En 2020, après plus de trois décennies, le groupe média a nommé un dirigeant non familial, le Néerlandais Erik Roddenhof, au poste de CEO. Christian Van Thillo est devenu président exécutif. Erik Roddenhof assure la gestion quotidienne de l’entreprise. Christian se penche chaque semaine, avec le CEO et le CFO Piet Vroman, sur la stratégie de l’entreprise, les produits de DPG Media, la politique d’acquisition et les finances générales.
Savoir s’entourer
“Christian sait très bien s’entourer, déclare un ancien cadre ayant travaillé des décennies avec lui. Piet Vroman est un brillant financier. Et il ne faut surtout pas oublier le rôle du beau-frère Christophe Convent, l’ancien secrétaire général. Christian est le type passionné. Christophe est l’homme d’affaires pragmatique, qui gardait Christian les pieds sur terre. L’homme des détails dans les coulisses. Lors des acquisitions, Christophe obtenait les meilleures conditions.”
Christophe Convent n’est plus actif opérationnellement. Il est administrateur de la SA DPG Media Group, tout comme Christian et ses autres beaux-frères Jan Van Dun et Emmanuel Van Thillo. La famille fournit donc quatre des neuf administrateurs. Tous les membres familiaux ont un engagement à long terme. Si quelqu’un veut vendre, les autres actionnaires ont un droit de préemption, les actions étant rachetées à leur valeur comptable. Ce n’est qu’à l’unanimité complète, et sous de nombreuses conditions, que l’entreprise peut être vendue à un tiers.

**Enregistrements fournis:**
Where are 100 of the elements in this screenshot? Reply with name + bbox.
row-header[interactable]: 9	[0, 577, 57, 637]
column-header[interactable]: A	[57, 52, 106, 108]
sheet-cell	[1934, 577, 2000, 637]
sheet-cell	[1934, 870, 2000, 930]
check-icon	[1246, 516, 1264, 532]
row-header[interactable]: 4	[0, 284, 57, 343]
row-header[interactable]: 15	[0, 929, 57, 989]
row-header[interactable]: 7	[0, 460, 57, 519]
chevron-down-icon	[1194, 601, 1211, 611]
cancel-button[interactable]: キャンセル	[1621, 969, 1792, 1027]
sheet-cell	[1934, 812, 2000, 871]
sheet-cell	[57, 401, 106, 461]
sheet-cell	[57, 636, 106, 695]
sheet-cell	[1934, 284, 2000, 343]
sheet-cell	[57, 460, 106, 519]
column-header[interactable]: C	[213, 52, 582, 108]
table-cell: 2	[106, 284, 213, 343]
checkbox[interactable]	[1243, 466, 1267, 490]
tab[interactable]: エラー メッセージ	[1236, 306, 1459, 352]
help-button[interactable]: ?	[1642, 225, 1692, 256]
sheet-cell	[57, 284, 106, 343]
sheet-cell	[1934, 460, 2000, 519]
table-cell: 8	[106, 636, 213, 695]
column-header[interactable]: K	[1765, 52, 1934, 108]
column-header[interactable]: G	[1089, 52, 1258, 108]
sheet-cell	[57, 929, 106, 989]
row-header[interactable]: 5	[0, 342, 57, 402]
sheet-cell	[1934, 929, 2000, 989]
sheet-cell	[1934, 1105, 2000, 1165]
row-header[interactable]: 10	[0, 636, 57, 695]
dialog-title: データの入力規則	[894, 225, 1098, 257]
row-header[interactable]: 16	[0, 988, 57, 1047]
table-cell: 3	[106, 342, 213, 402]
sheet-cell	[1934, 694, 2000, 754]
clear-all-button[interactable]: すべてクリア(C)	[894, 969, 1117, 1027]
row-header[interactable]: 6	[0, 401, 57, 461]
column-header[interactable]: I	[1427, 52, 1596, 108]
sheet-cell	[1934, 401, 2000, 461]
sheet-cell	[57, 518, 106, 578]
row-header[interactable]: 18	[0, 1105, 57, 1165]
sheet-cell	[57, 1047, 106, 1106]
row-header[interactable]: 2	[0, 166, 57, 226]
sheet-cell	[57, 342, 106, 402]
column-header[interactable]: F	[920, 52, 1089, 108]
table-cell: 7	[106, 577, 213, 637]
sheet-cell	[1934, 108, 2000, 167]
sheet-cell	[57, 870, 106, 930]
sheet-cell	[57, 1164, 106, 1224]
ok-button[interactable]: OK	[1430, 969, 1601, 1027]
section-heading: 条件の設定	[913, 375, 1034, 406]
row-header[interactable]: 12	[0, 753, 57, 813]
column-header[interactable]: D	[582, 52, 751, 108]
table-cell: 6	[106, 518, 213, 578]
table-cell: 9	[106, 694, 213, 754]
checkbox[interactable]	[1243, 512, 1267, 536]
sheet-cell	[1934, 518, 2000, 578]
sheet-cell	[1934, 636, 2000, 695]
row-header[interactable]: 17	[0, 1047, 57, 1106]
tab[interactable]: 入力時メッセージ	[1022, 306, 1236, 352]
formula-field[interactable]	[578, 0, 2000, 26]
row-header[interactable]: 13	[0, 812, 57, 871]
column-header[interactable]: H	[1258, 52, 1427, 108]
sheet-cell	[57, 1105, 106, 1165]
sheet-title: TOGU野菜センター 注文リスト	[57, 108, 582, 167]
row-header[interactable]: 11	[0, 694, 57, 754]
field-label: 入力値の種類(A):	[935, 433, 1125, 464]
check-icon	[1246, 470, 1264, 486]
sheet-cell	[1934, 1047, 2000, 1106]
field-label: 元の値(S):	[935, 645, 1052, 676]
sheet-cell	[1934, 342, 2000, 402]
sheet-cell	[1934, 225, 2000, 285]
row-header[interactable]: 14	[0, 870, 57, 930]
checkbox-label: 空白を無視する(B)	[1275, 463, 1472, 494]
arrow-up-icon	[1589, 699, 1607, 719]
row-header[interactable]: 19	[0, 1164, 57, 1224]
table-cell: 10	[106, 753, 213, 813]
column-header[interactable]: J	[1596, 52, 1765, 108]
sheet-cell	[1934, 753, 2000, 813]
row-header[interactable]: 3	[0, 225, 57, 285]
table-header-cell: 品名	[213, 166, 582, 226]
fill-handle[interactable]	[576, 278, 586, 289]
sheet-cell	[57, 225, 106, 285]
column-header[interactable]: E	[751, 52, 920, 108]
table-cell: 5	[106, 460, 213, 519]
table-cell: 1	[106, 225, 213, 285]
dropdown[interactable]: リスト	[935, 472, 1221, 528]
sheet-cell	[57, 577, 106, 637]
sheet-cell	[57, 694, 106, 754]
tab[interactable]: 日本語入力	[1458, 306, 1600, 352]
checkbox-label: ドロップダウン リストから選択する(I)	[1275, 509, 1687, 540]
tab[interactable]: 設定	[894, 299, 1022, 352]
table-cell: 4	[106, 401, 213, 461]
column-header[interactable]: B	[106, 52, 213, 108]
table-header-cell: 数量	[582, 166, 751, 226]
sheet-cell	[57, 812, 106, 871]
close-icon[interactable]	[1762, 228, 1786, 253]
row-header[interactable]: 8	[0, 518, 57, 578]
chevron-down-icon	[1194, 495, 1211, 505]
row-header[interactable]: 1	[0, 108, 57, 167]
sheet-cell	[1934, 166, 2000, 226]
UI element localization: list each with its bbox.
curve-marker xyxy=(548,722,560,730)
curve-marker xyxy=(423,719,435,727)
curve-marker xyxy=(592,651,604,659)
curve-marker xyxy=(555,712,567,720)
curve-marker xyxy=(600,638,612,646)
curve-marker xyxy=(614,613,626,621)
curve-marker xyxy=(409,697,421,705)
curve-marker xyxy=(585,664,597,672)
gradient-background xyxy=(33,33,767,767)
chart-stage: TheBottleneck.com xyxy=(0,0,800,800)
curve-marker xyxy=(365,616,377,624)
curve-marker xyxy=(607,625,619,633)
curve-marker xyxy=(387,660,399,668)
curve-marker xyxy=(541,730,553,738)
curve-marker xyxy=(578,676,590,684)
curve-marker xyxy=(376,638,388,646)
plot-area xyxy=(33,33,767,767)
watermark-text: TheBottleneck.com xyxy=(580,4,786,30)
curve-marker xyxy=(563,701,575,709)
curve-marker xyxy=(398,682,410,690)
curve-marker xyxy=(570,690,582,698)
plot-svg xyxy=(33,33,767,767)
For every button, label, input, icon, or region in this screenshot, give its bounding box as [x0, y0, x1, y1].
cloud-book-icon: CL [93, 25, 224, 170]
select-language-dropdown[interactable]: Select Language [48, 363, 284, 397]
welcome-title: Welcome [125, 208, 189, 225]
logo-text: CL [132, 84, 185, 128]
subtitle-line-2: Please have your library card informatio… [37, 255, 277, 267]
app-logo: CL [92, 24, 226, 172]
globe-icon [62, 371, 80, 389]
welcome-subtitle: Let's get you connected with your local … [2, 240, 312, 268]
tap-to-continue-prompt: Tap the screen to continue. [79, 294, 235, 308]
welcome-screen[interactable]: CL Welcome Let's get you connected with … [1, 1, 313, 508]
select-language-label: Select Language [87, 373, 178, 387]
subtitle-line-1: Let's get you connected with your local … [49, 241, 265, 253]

**Votre objectif:**
Reproduisez intégralement le texte source, sans en modifier un seul mot. Les enregistrements constituent un matériau distinct du texte source.

**Réponse attendue:**
En 2020, après plus de trois décennies, le groupe média a nommé un dirigeant non familial, le Néerlandais Erik Roddenhof, au poste de CEO. Christian Van Thillo est devenu président exécutif. Erik Roddenhof assure la gestion quotidienne de l’entreprise. Christian se penche chaque semaine, avec le CEO et le CFO Piet Vroman, sur la stratégie de l’entreprise, les produits de DPG Media, la politique d’acquisition et les finances générales.
Savoir s’entourer
“Christian sait très bien s’entourer, déclare un ancien cadre ayant travaillé des décennies avec lui. Piet Vroman est un brillant financier. Et il ne faut surtout pas oublier le rôle du beau-frère Christophe Convent, l’ancien secrétaire général. Christian est le type passionné. Christophe est l’homme d’affaires pragmatique, qui gardait Christian les pieds sur terre. L’homme des détails dans les coulisses. Lors des acquisitions, Christophe obtenait les meilleures conditions.”
Christophe Convent n’est plus actif opérationnellement. Il est administrateur de la SA DPG Media Group, tout comme Christian et ses autres beaux-frères Jan Van Dun et Emmanuel Van Thillo. La famille fournit donc quatre des neuf administrateurs. Tous les membres familiaux ont un engagement à long terme. Si quelqu’un veut vendre, les autres actionnaires ont un droit de préemption, les actions étant rachetées à leur valeur comptable. Ce n’est qu’à l’unanimité complète, et sous de nombreuses conditions, que l’entreprise peut être vendue à un tiers.